----- Material for this exercise -----
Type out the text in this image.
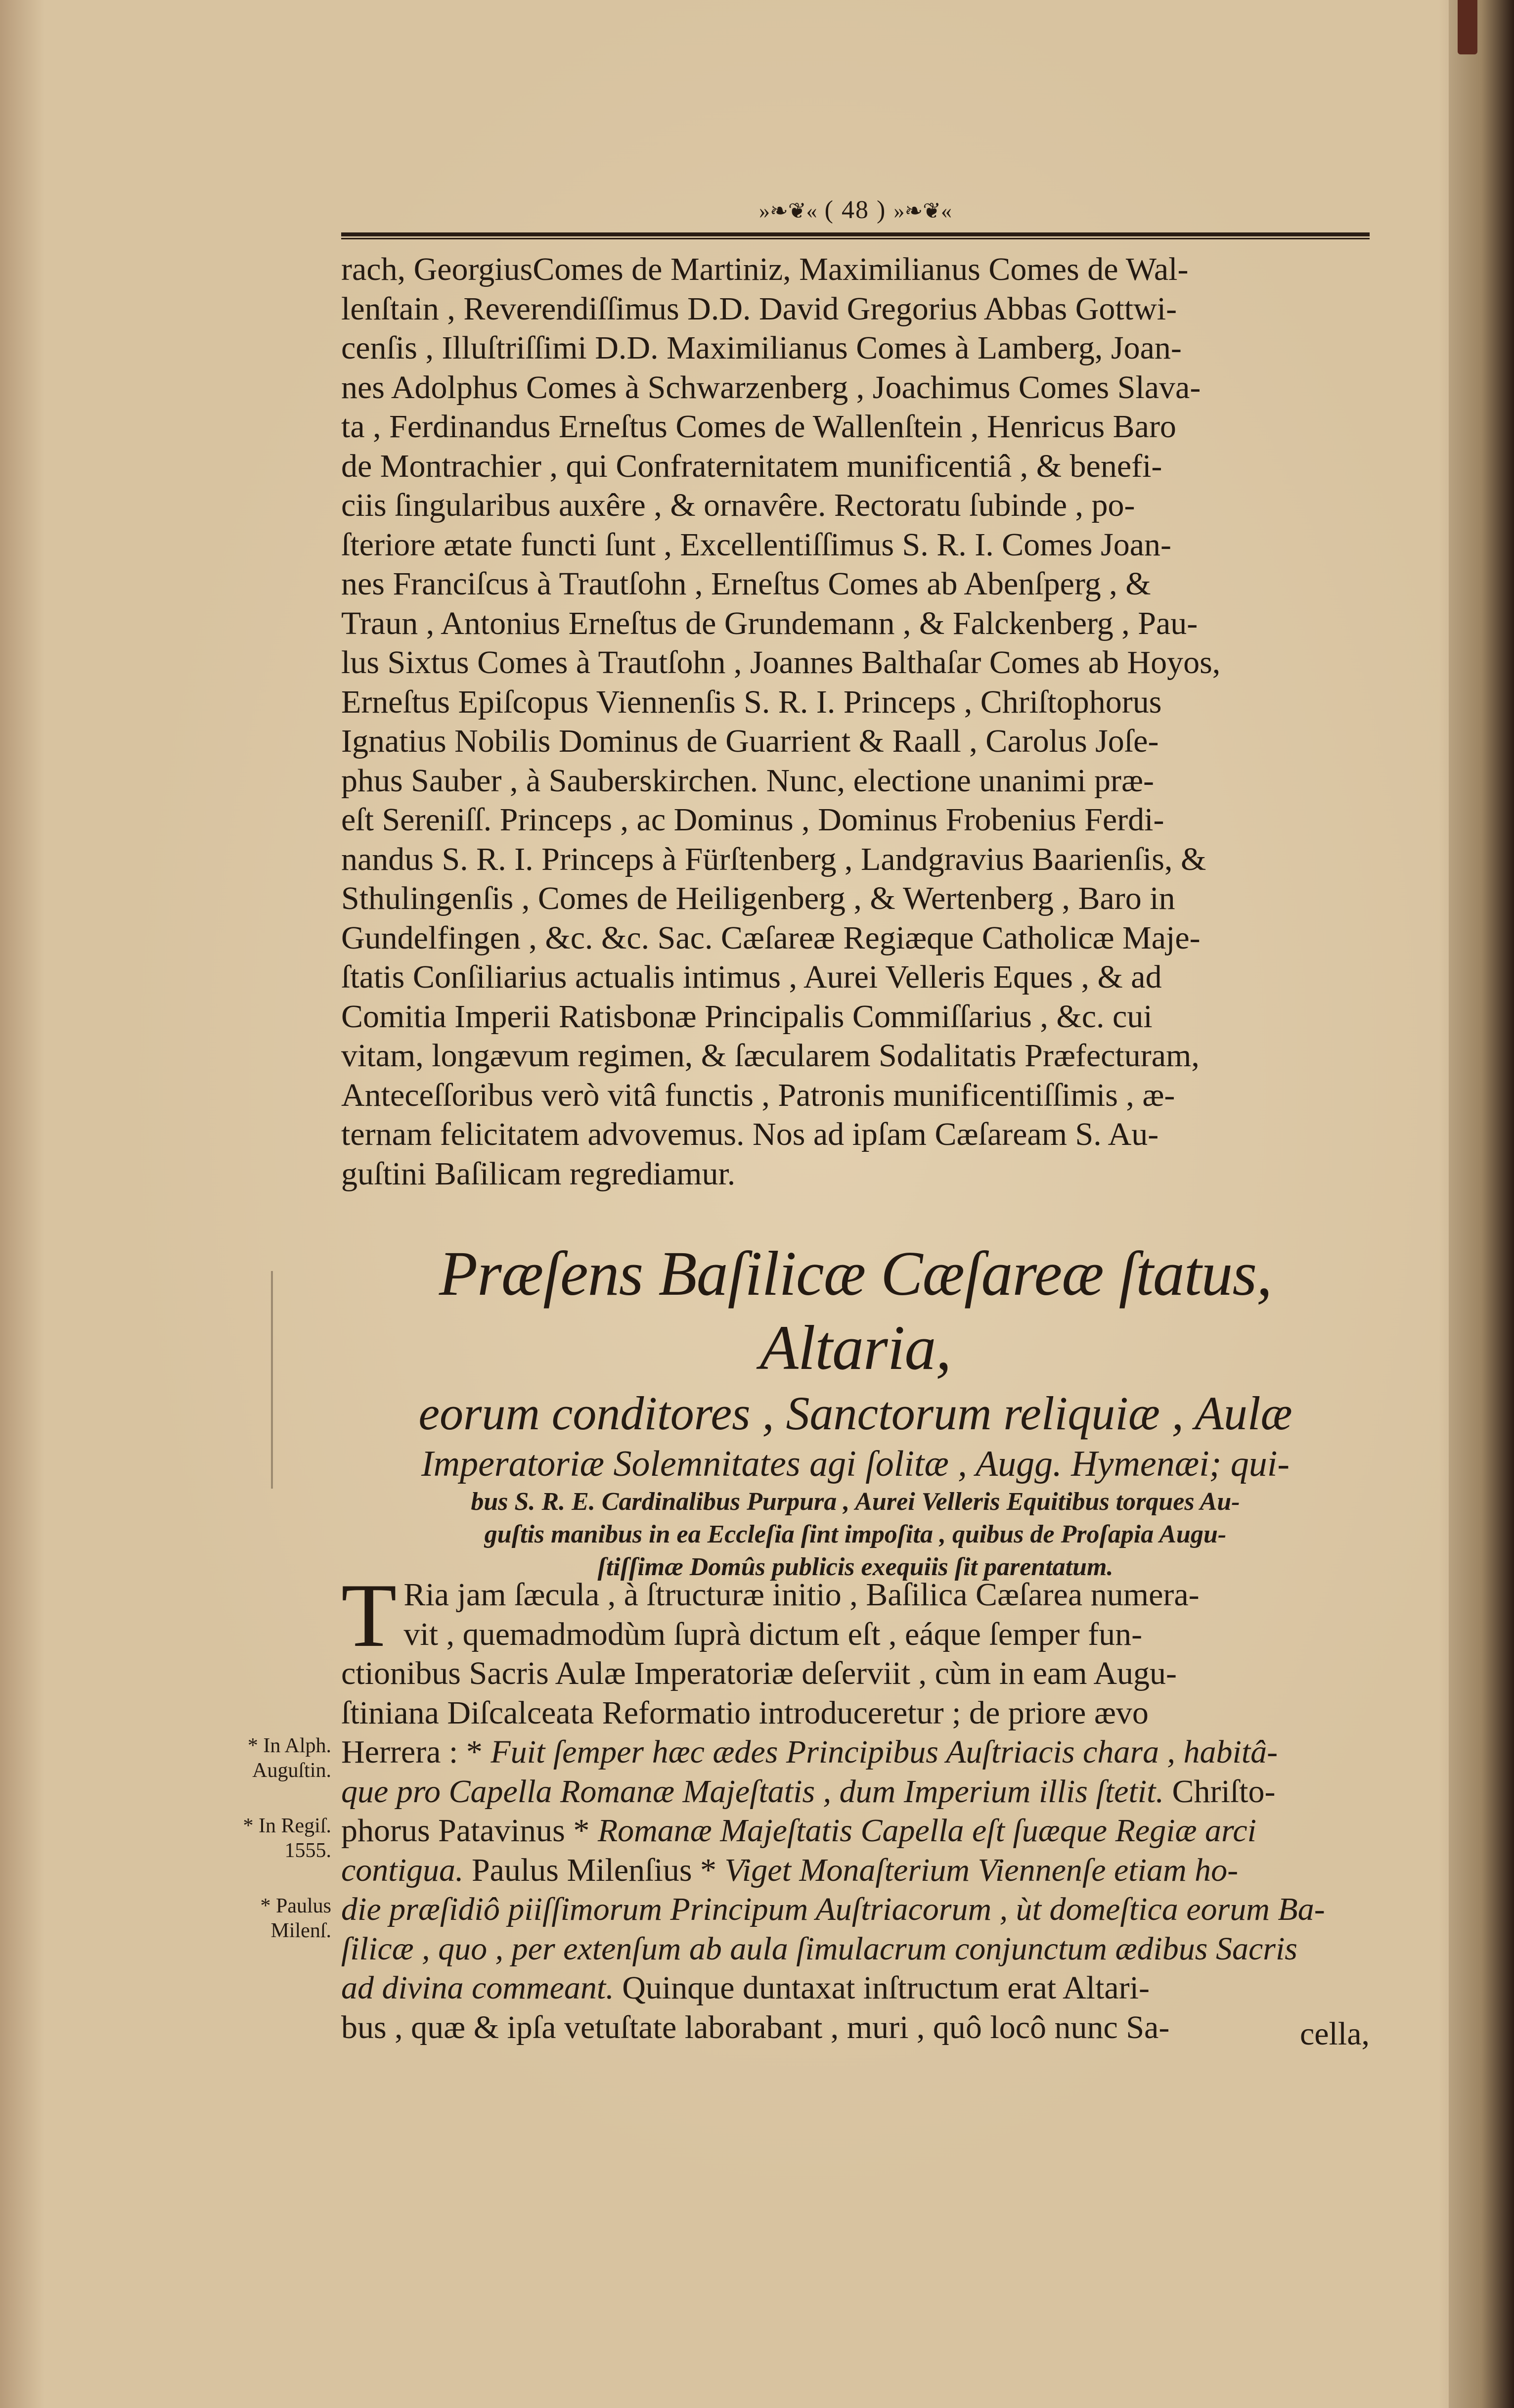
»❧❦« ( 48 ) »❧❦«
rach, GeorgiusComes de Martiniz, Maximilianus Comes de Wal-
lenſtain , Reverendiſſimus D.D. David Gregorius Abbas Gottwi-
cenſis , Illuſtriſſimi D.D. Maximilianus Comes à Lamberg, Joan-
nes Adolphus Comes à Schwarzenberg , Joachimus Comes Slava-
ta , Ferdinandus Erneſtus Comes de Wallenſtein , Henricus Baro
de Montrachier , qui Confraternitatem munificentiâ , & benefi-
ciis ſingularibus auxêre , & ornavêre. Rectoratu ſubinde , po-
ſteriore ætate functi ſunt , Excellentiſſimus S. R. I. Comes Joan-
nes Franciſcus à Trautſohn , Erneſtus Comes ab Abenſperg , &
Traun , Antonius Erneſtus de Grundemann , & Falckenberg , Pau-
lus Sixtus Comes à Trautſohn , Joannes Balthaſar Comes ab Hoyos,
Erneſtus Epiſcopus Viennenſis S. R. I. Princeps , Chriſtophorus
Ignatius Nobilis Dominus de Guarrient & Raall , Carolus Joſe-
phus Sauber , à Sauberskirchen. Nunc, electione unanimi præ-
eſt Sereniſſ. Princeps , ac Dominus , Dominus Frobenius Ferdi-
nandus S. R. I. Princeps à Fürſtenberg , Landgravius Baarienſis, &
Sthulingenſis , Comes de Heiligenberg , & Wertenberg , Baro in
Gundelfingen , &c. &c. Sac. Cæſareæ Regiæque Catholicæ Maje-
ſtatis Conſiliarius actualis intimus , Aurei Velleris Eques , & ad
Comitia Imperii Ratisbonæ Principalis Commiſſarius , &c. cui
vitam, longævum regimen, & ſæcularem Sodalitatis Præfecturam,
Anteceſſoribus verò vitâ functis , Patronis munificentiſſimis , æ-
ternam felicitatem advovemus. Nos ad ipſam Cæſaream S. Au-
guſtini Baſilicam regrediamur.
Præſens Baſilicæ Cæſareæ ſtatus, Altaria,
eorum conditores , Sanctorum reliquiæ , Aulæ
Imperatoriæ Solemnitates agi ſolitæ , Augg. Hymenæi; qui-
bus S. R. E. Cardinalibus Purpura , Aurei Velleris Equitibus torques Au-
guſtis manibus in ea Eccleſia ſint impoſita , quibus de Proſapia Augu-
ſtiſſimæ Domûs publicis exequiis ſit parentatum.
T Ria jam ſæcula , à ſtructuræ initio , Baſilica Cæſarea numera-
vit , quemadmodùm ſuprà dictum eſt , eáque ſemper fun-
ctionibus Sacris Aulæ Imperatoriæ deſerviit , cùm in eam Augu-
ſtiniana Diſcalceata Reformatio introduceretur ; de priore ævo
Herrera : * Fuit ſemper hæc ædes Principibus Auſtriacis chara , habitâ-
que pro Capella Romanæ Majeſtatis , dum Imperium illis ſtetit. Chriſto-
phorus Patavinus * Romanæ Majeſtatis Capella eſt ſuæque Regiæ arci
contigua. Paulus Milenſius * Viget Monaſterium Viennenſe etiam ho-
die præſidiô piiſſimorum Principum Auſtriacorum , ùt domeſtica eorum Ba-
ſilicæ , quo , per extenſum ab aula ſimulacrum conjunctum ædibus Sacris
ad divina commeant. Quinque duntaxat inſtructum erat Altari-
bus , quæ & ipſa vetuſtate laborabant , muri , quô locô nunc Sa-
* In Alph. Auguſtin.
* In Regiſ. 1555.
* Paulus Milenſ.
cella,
-----
Transcribe each entry precisely as given, leaving the pictures out.

▸ Exercise output
Type out the text in this image.
»❧❦« ( 48 ) »❧❦«
rach, GeorgiusComes de Martiniz, Maximilianus Comes de Wal-
lenſtain , Reverendiſſimus D.D. David Gregorius Abbas Gottwi-
cenſis , Illuſtriſſimi D.D. Maximilianus Comes à Lamberg, Joan-
nes Adolphus Comes à Schwarzenberg , Joachimus Comes Slava-
ta , Ferdinandus Erneſtus Comes de Wallenſtein , Henricus Baro
de Montrachier , qui Confraternitatem munificentiâ , & benefi-
ciis ſingularibus auxêre , & ornavêre. Rectoratu ſubinde , po-
ſteriore ætate functi ſunt , Excellentiſſimus S. R. I. Comes Joan-
nes Franciſcus à Trautſohn , Erneſtus Comes ab Abenſperg , &
Traun , Antonius Erneſtus de Grundemann , & Falckenberg , Pau-
lus Sixtus Comes à Trautſohn , Joannes Balthaſar Comes ab Hoyos,
Erneſtus Epiſcopus Viennenſis S. R. I. Princeps , Chriſtophorus
Ignatius Nobilis Dominus de Guarrient & Raall , Carolus Joſe-
phus Sauber , à Sauberskirchen. Nunc, electione unanimi præ-
eſt Sereniſſ. Princeps , ac Dominus , Dominus Frobenius Ferdi-
nandus S. R. I. Princeps à Fürſtenberg , Landgravius Baarienſis, &
Sthulingenſis , Comes de Heiligenberg , & Wertenberg , Baro in
Gundelfingen , &c. &c. Sac. Cæſareæ Regiæque Catholicæ Maje-
ſtatis Conſiliarius actualis intimus , Aurei Velleris Eques , & ad
Comitia Imperii Ratisbonæ Principalis Commiſſarius , &c. cui
vitam, longævum regimen, & ſæcularem Sodalitatis Præfecturam,
Anteceſſoribus verò vitâ functis , Patronis munificentiſſimis , æ-
ternam felicitatem advovemus. Nos ad ipſam Cæſaream S. Au-
guſtini Baſilicam regrediamur.
Præſens Baſilicæ Cæſareæ ſtatus, Altaria,
eorum conditores , Sanctorum reliquiæ , Aulæ
Imperatoriæ Solemnitates agi ſolitæ , Augg. Hymenæi; qui-
bus S. R. E. Cardinalibus Purpura , Aurei Velleris Equitibus torques Au-
guſtis manibus in ea Eccleſia ſint impoſita , quibus de Proſapia Augu-
ſtiſſimæ Domûs publicis exequiis ſit parentatum.
T Ria jam ſæcula , à ſtructuræ initio , Baſilica Cæſarea numera-
vit , quemadmodùm ſuprà dictum eſt , eáque ſemper fun-
ctionibus Sacris Aulæ Imperatoriæ deſerviit , cùm in eam Augu-
ſtiniana Diſcalceata Reformatio introduceretur ; de priore ævo
Herrera : * Fuit ſemper hæc ædes Principibus Auſtriacis chara , habitâ-
que pro Capella Romanæ Majeſtatis , dum Imperium illis ſtetit. Chriſto-
phorus Patavinus * Romanæ Majeſtatis Capella eſt ſuæque Regiæ arci
contigua. Paulus Milenſius * Viget Monaſterium Viennenſe etiam ho-
die præſidiô piiſſimorum Principum Auſtriacorum , ùt domeſtica eorum Ba-
ſilicæ , quo , per extenſum ab aula ſimulacrum conjunctum ædibus Sacris
ad divina commeant. Quinque duntaxat inſtructum erat Altari-
bus , quæ & ipſa vetuſtate laborabant , muri , quô locô nunc Sa-
* In Alph. Auguſtin.
* In Regiſ. 1555.
* Paulus Milenſ.
cella,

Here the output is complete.